→ **To do**: Take the entries below and print all of them exactly, please.

Stored data entries:
◆ ◆ ◆ ◆

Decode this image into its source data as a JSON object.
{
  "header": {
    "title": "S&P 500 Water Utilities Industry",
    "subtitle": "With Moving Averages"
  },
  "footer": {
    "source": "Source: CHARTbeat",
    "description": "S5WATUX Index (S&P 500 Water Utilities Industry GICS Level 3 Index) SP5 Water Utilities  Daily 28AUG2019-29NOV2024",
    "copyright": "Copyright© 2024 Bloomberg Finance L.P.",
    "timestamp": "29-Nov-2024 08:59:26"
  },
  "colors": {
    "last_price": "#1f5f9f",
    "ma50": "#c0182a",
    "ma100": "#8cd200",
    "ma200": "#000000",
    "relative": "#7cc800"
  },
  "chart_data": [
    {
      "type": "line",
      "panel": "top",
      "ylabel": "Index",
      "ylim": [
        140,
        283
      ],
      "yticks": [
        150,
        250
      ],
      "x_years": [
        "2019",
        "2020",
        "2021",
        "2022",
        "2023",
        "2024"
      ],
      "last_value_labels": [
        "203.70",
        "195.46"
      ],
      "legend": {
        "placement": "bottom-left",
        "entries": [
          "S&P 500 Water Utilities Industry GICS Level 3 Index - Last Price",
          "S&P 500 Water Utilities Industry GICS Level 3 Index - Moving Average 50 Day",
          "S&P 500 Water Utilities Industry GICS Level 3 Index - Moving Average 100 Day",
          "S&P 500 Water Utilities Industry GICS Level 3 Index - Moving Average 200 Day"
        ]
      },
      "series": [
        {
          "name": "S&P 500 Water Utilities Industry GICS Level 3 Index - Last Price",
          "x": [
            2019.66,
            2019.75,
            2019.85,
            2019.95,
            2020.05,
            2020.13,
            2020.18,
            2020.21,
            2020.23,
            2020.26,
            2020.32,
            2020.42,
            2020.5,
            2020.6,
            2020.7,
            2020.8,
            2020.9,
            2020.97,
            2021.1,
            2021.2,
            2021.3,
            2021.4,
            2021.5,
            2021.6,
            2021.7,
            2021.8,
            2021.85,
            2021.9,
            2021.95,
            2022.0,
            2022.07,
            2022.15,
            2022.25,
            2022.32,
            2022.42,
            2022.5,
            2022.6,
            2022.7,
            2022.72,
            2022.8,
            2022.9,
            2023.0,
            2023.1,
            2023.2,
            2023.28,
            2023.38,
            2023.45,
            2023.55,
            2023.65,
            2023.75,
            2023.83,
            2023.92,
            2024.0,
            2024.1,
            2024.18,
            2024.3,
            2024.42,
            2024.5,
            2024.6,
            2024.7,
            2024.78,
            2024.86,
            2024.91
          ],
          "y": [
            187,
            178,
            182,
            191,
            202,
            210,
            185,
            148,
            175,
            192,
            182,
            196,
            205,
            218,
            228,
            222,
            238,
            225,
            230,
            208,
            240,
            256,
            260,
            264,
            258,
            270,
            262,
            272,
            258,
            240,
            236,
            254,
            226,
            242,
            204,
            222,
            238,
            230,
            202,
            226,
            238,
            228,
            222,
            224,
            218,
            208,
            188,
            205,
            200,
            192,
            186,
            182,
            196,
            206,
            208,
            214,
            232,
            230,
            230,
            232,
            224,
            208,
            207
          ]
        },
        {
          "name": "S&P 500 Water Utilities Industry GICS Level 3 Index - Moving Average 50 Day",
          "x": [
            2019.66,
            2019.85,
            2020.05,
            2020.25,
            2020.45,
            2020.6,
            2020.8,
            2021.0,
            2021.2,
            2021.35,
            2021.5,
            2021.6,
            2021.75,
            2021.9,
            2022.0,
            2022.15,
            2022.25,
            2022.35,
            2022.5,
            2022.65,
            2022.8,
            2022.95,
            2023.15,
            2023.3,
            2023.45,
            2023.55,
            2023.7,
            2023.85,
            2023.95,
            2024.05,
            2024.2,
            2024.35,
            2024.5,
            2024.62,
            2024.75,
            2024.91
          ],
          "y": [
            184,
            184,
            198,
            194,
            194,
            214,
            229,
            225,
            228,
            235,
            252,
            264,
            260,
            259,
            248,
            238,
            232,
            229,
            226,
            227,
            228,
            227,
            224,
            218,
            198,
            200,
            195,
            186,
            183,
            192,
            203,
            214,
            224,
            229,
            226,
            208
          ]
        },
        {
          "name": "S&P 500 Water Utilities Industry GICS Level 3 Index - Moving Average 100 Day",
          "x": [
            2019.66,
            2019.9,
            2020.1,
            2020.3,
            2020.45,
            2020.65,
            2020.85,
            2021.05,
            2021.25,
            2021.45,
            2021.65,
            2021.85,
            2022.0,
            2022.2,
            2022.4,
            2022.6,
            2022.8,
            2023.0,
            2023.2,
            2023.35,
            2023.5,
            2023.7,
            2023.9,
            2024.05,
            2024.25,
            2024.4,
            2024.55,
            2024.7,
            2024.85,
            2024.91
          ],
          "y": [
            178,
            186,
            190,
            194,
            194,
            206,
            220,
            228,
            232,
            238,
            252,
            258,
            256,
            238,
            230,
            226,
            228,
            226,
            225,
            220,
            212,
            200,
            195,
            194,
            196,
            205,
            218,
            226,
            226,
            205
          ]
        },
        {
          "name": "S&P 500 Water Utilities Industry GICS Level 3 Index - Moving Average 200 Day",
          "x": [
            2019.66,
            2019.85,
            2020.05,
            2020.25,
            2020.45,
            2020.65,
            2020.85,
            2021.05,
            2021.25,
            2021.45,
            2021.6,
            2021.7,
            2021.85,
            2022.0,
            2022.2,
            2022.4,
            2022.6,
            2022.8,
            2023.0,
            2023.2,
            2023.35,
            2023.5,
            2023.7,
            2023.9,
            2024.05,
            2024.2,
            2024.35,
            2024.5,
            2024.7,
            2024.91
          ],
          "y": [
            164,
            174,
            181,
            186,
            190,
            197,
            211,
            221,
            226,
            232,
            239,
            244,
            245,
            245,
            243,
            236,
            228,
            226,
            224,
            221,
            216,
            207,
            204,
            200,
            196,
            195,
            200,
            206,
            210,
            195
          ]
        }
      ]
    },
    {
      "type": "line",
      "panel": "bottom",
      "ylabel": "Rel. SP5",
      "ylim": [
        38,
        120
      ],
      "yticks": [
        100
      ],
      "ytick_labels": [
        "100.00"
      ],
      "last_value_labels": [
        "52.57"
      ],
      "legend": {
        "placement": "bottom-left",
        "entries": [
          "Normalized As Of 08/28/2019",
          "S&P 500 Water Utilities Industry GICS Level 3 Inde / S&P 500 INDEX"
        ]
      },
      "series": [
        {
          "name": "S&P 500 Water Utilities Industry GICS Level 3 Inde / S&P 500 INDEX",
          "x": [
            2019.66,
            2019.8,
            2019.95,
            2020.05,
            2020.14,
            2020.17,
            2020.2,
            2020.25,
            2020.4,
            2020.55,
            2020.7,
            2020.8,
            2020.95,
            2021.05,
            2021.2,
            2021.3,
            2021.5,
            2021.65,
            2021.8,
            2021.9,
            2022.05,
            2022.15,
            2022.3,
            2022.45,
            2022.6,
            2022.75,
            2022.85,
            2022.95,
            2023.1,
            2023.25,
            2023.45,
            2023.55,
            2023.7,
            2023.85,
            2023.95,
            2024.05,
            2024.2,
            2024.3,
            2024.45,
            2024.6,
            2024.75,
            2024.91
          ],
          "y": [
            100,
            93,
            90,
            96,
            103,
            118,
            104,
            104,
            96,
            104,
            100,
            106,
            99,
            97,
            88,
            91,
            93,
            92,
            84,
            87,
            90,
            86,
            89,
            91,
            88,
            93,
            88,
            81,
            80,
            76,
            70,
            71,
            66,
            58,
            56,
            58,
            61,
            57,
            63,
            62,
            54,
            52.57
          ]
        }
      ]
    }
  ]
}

◆ ◆ ◆ ◆

→ **Output for this task**:
Decode this image into its source data as a JSON object.
{
  "header": {
    "title": "S&P 500 Water Utilities Industry",
    "subtitle": "With Moving Averages"
  },
  "footer": {
    "source": "Source: CHARTbeat",
    "description": "S5WATUX Index (S&P 500 Water Utilities Industry GICS Level 3 Index) SP5 Water Utilities  Daily 28AUG2019-29NOV2024",
    "copyright": "Copyright© 2024 Bloomberg Finance L.P.",
    "timestamp": "29-Nov-2024 08:59:26"
  },
  "colors": {
    "last_price": "#1f5f9f",
    "ma50": "#c0182a",
    "ma100": "#8cd200",
    "ma200": "#000000",
    "relative": "#7cc800"
  },
  "chart_data": [
    {
      "type": "line",
      "panel": "top",
      "ylabel": "Index",
      "ylim": [
        140,
        283
      ],
      "yticks": [
        150,
        250
      ],
      "x_years": [
        "2019",
        "2020",
        "2021",
        "2022",
        "2023",
        "2024"
      ],
      "last_value_labels": [
        "203.70",
        "195.46"
      ],
      "legend": {
        "placement": "bottom-left",
        "entries": [
          "S&P 500 Water Utilities Industry GICS Level 3 Index - Last Price",
          "S&P 500 Water Utilities Industry GICS Level 3 Index - Moving Average 50 Day",
          "S&P 500 Water Utilities Industry GICS Level 3 Index - Moving Average 100 Day",
          "S&P 500 Water Utilities Industry GICS Level 3 Index - Moving Average 200 Day"
        ]
      },
      "series": [
        {
          "name": "S&P 500 Water Utilities Industry GICS Level 3 Index - Last Price",
          "x": [
            2019.66,
            2019.75,
            2019.85,
            2019.95,
            2020.05,
            2020.13,
            2020.18,
            2020.21,
            2020.23,
            2020.26,
            2020.32,
            2020.42,
            2020.5,
            2020.6,
            2020.7,
            2020.8,
            2020.9,
            2020.97,
            2021.1,
            2021.2,
            2021.3,
            2021.4,
            2021.5,
            2021.6,
            2021.7,
            2021.8,
            2021.85,
            2021.9,
            2021.95,
            2022.0,
            2022.07,
            2022.15,
            2022.25,
            2022.32,
            2022.42,
            2022.5,
            2022.6,
            2022.7,
            2022.72,
            2022.8,
            2022.9,
            2023.0,
            2023.1,
            2023.2,
            2023.28,
            2023.38,
            2023.45,
            2023.55,
            2023.65,
            2023.75,
            2023.83,
            2023.92,
            2024.0,
            2024.1,
            2024.18,
            2024.3,
            2024.42,
            2024.5,
            2024.6,
            2024.7,
            2024.78,
            2024.86,
            2024.91
          ],
          "y": [
            187,
            178,
            182,
            191,
            202,
            210,
            185,
            148,
            175,
            192,
            182,
            196,
            205,
            218,
            228,
            222,
            238,
            225,
            230,
            208,
            240,
            256,
            260,
            264,
            258,
            270,
            262,
            272,
            258,
            240,
            236,
            254,
            226,
            242,
            204,
            222,
            238,
            230,
            202,
            226,
            238,
            228,
            222,
            224,
            218,
            208,
            188,
            205,
            200,
            192,
            186,
            182,
            196,
            206,
            208,
            214,
            232,
            230,
            230,
            232,
            224,
            208,
            207
          ]
        },
        {
          "name": "S&P 500 Water Utilities Industry GICS Level 3 Index - Moving Average 50 Day",
          "x": [
            2019.66,
            2019.85,
            2020.05,
            2020.25,
            2020.45,
            2020.6,
            2020.8,
            2021.0,
            2021.2,
            2021.35,
            2021.5,
            2021.6,
            2021.75,
            2021.9,
            2022.0,
            2022.15,
            2022.25,
            2022.35,
            2022.5,
            2022.65,
            2022.8,
            2022.95,
            2023.15,
            2023.3,
            2023.45,
            2023.55,
            2023.7,
            2023.85,
            2023.95,
            2024.05,
            2024.2,
            2024.35,
            2024.5,
            2024.62,
            2024.75,
            2024.91
          ],
          "y": [
            184,
            184,
            198,
            194,
            194,
            214,
            229,
            225,
            228,
            235,
            252,
            264,
            260,
            259,
            248,
            238,
            232,
            229,
            226,
            227,
            228,
            227,
            224,
            218,
            198,
            200,
            195,
            186,
            183,
            192,
            203,
            214,
            224,
            229,
            226,
            208
          ]
        },
        {
          "name": "S&P 500 Water Utilities Industry GICS Level 3 Index - Moving Average 100 Day",
          "x": [
            2019.66,
            2019.9,
            2020.1,
            2020.3,
            2020.45,
            2020.65,
            2020.85,
            2021.05,
            2021.25,
            2021.45,
            2021.65,
            2021.85,
            2022.0,
            2022.2,
            2022.4,
            2022.6,
            2022.8,
            2023.0,
            2023.2,
            2023.35,
            2023.5,
            2023.7,
            2023.9,
            2024.05,
            2024.25,
            2024.4,
            2024.55,
            2024.7,
            2024.85,
            2024.91
          ],
          "y": [
            178,
            186,
            190,
            194,
            194,
            206,
            220,
            228,
            232,
            238,
            252,
            258,
            256,
            238,
            230,
            226,
            228,
            226,
            225,
            220,
            212,
            200,
            195,
            194,
            196,
            205,
            218,
            226,
            226,
            205
          ]
        },
        {
          "name": "S&P 500 Water Utilities Industry GICS Level 3 Index - Moving Average 200 Day",
          "x": [
            2019.66,
            2019.85,
            2020.05,
            2020.25,
            2020.45,
            2020.65,
            2020.85,
            2021.05,
            2021.25,
            2021.45,
            2021.6,
            2021.7,
            2021.85,
            2022.0,
            2022.2,
            2022.4,
            2022.6,
            2022.8,
            2023.0,
            2023.2,
            2023.35,
            2023.5,
            2023.7,
            2023.9,
            2024.05,
            2024.2,
            2024.35,
            2024.5,
            2024.7,
            2024.91
          ],
          "y": [
            164,
            174,
            181,
            186,
            190,
            197,
            211,
            221,
            226,
            232,
            239,
            244,
            245,
            245,
            243,
            236,
            228,
            226,
            224,
            221,
            216,
            207,
            204,
            200,
            196,
            195,
            200,
            206,
            210,
            195
          ]
        }
      ]
    },
    {
      "type": "line",
      "panel": "bottom",
      "ylabel": "Rel. SP5",
      "ylim": [
        38,
        120
      ],
      "yticks": [
        100
      ],
      "ytick_labels": [
        "100.00"
      ],
      "last_value_labels": [
        "52.57"
      ],
      "legend": {
        "placement": "bottom-left",
        "entries": [
          "Normalized As Of 08/28/2019",
          "S&P 500 Water Utilities Industry GICS Level 3 Inde / S&P 500 INDEX"
        ]
      },
      "series": [
        {
          "name": "S&P 500 Water Utilities Industry GICS Level 3 Inde / S&P 500 INDEX",
          "x": [
            2019.66,
            2019.8,
            2019.95,
            2020.05,
            2020.14,
            2020.17,
            2020.2,
            2020.25,
            2020.4,
            2020.55,
            2020.7,
            2020.8,
            2020.95,
            2021.05,
            2021.2,
            2021.3,
            2021.5,
            2021.65,
            2021.8,
            2021.9,
            2022.05,
            2022.15,
            2022.3,
            2022.45,
            2022.6,
            2022.75,
            2022.85,
            2022.95,
            2023.1,
            2023.25,
            2023.45,
            2023.55,
            2023.7,
            2023.85,
            2023.95,
            2024.05,
            2024.2,
            2024.3,
            2024.45,
            2024.6,
            2024.75,
            2024.91
          ],
          "y": [
            100,
            93,
            90,
            96,
            103,
            118,
            104,
            104,
            96,
            104,
            100,
            106,
            99,
            97,
            88,
            91,
            93,
            92,
            84,
            87,
            90,
            86,
            89,
            91,
            88,
            93,
            88,
            81,
            80,
            76,
            70,
            71,
            66,
            58,
            56,
            58,
            61,
            57,
            63,
            62,
            54,
            52.57
          ]
        }
      ]
    }
  ]
}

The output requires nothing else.